(Stored records)
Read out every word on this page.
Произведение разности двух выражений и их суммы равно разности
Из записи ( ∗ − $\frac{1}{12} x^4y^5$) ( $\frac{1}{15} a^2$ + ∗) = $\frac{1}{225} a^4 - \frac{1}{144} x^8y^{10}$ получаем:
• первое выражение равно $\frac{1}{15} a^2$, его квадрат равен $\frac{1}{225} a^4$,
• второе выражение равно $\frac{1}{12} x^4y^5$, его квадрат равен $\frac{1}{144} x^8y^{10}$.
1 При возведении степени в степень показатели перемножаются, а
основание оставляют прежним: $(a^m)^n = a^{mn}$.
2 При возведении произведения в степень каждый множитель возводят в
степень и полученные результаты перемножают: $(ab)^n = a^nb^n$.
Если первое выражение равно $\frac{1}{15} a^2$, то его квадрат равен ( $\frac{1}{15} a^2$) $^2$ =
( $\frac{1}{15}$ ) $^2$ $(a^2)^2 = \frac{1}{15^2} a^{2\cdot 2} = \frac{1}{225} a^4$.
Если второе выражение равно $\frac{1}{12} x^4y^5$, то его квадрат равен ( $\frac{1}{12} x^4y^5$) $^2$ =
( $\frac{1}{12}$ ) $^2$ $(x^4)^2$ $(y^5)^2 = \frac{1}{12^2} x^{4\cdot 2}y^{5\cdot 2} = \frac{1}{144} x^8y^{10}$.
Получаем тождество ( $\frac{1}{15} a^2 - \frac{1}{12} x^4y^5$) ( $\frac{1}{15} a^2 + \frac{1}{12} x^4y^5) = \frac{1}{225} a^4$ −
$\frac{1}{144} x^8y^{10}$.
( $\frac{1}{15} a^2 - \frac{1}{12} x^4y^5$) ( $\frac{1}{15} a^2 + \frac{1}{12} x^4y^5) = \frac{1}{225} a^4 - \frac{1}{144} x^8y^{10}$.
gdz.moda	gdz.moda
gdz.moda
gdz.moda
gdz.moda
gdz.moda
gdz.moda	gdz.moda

## Short task
Each record above should be restated word for word.

## Exercise result
Read out every word on this page.
Произведение разности двух выражений и их суммы равно разности
Из записи ( ∗ − $\frac{1}{12} x^4y^5$) ( $\frac{1}{15} a^2$ + ∗) = $\frac{1}{225} a^4 - \frac{1}{144} x^8y^{10}$ получаем:
• первое выражение равно $\frac{1}{15} a^2$, его квадрат равен $\frac{1}{225} a^4$,
• второе выражение равно $\frac{1}{12} x^4y^5$, его квадрат равен $\frac{1}{144} x^8y^{10}$.
1 При возведении степени в степень показатели перемножаются, а
основание оставляют прежним: $(a^m)^n = a^{mn}$.
2 При возведении произведения в степень каждый множитель возводят в
степень и полученные результаты перемножают: $(ab)^n = a^nb^n$.
Если первое выражение равно $\frac{1}{15} a^2$, то его квадрат равен ( $\frac{1}{15} a^2$) $^2$ =
( $\frac{1}{15}$ ) $^2$ $(a^2)^2 = \frac{1}{15^2} a^{2\cdot 2} = \frac{1}{225} a^4$.
Если второе выражение равно $\frac{1}{12} x^4y^5$, то его квадрат равен ( $\frac{1}{12} x^4y^5$) $^2$ =
( $\frac{1}{12}$ ) $^2$ $(x^4)^2$ $(y^5)^2 = \frac{1}{12^2} x^{4\cdot 2}y^{5\cdot 2} = \frac{1}{144} x^8y^{10}$.
Получаем тождество ( $\frac{1}{15} a^2 - \frac{1}{12} x^4y^5$) ( $\frac{1}{15} a^2 + \frac{1}{12} x^4y^5) = \frac{1}{225} a^4$ −
$\frac{1}{144} x^8y^{10}$.
( $\frac{1}{15} a^2 - \frac{1}{12} x^4y^5$) ( $\frac{1}{15} a^2 + \frac{1}{12} x^4y^5) = \frac{1}{225} a^4 - \frac{1}{144} x^8y^{10}$.
gdz.moda	gdz.moda
gdz.moda
gdz.moda
gdz.moda
gdz.moda
gdz.moda	gdz.moda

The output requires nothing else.